## START

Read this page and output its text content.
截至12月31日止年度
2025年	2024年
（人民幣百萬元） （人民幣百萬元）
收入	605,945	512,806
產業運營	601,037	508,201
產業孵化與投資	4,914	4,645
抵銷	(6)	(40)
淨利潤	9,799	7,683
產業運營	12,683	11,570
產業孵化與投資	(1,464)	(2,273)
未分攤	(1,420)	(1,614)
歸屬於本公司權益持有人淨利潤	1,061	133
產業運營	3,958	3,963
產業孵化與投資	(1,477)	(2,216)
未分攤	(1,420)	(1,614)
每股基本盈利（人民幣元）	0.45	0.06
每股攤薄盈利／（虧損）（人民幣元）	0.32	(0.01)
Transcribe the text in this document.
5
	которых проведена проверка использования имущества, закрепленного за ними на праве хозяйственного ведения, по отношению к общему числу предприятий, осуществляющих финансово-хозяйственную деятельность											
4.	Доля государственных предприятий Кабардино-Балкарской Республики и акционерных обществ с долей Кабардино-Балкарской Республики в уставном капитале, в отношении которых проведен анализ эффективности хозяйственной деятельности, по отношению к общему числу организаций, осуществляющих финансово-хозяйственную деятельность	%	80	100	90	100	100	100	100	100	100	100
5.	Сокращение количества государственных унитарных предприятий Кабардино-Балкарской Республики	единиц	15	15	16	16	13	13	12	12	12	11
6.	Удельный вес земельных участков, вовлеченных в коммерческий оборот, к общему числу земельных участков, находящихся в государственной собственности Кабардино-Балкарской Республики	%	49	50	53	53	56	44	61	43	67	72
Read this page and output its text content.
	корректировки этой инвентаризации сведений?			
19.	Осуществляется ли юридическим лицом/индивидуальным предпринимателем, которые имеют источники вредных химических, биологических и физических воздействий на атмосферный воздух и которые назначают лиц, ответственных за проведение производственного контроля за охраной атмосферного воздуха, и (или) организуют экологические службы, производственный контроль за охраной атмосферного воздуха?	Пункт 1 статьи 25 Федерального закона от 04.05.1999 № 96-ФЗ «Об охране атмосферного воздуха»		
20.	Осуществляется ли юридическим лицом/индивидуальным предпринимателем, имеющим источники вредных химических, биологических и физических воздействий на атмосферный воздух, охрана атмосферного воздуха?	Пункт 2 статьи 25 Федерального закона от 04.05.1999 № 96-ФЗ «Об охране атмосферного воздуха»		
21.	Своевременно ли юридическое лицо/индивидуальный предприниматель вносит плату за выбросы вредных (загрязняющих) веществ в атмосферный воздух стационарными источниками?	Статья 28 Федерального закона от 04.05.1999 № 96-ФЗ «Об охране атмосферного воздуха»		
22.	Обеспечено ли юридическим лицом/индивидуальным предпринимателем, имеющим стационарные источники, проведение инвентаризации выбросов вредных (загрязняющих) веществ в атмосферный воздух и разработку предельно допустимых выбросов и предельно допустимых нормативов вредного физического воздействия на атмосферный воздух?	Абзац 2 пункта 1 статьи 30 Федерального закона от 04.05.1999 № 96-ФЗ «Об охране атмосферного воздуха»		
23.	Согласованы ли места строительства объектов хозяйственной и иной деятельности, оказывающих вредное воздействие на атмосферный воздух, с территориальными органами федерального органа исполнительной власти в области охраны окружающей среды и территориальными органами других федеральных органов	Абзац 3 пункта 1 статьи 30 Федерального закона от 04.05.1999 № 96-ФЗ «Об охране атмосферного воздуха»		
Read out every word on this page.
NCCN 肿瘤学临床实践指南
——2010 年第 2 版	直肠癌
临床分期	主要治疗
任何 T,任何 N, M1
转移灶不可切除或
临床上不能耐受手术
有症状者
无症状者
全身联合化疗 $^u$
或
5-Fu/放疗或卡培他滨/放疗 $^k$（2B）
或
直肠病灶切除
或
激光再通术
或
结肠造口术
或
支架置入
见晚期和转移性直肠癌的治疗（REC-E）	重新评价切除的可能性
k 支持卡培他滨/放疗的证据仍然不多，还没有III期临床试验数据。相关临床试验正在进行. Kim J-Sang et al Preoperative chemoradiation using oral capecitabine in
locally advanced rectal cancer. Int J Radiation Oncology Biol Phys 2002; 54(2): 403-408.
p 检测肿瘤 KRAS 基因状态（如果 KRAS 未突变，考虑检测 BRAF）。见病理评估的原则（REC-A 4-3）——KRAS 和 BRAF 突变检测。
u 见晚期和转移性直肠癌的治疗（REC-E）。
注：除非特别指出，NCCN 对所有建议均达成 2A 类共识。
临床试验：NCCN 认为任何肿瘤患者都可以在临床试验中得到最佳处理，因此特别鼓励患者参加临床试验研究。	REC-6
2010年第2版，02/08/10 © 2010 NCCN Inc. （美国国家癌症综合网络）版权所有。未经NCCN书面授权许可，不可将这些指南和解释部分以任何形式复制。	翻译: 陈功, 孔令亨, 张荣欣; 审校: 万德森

## END

= The request =
Using the material above, reproduce exactly the line that contains "Read out every word on this page." and all lines after it through the last one, and only those.

= Exercise answer =
Read out every word on this page.
NCCN 肿瘤学临床实践指南
——2010 年第 2 版	直肠癌
临床分期	主要治疗
任何 T,任何 N, M1
转移灶不可切除或
临床上不能耐受手术
有症状者
无症状者
全身联合化疗 $^u$
或
5-Fu/放疗或卡培他滨/放疗 $^k$（2B）
或
直肠病灶切除
或
激光再通术
或
结肠造口术
或
支架置入
见晚期和转移性直肠癌的治疗（REC-E）	重新评价切除的可能性
k 支持卡培他滨/放疗的证据仍然不多，还没有III期临床试验数据。相关临床试验正在进行. Kim J-Sang et al Preoperative chemoradiation using oral capecitabine in
locally advanced rectal cancer. Int J Radiation Oncology Biol Phys 2002; 54(2): 403-408.
p 检测肿瘤 KRAS 基因状态（如果 KRAS 未突变，考虑检测 BRAF）。见病理评估的原则（REC-A 4-3）——KRAS 和 BRAF 突变检测。
u 见晚期和转移性直肠癌的治疗（REC-E）。
注：除非特别指出，NCCN 对所有建议均达成 2A 类共识。
临床试验：NCCN 认为任何肿瘤患者都可以在临床试验中得到最佳处理，因此特别鼓励患者参加临床试验研究。	REC-6
2010年第2版，02/08/10 © 2010 NCCN Inc. （美国国家癌症综合网络）版权所有。未经NCCN书面授权许可，不可将这些指南和解释部分以任何形式复制。	翻译: 陈功, 孔令亨, 张荣欣; 审校: 万德森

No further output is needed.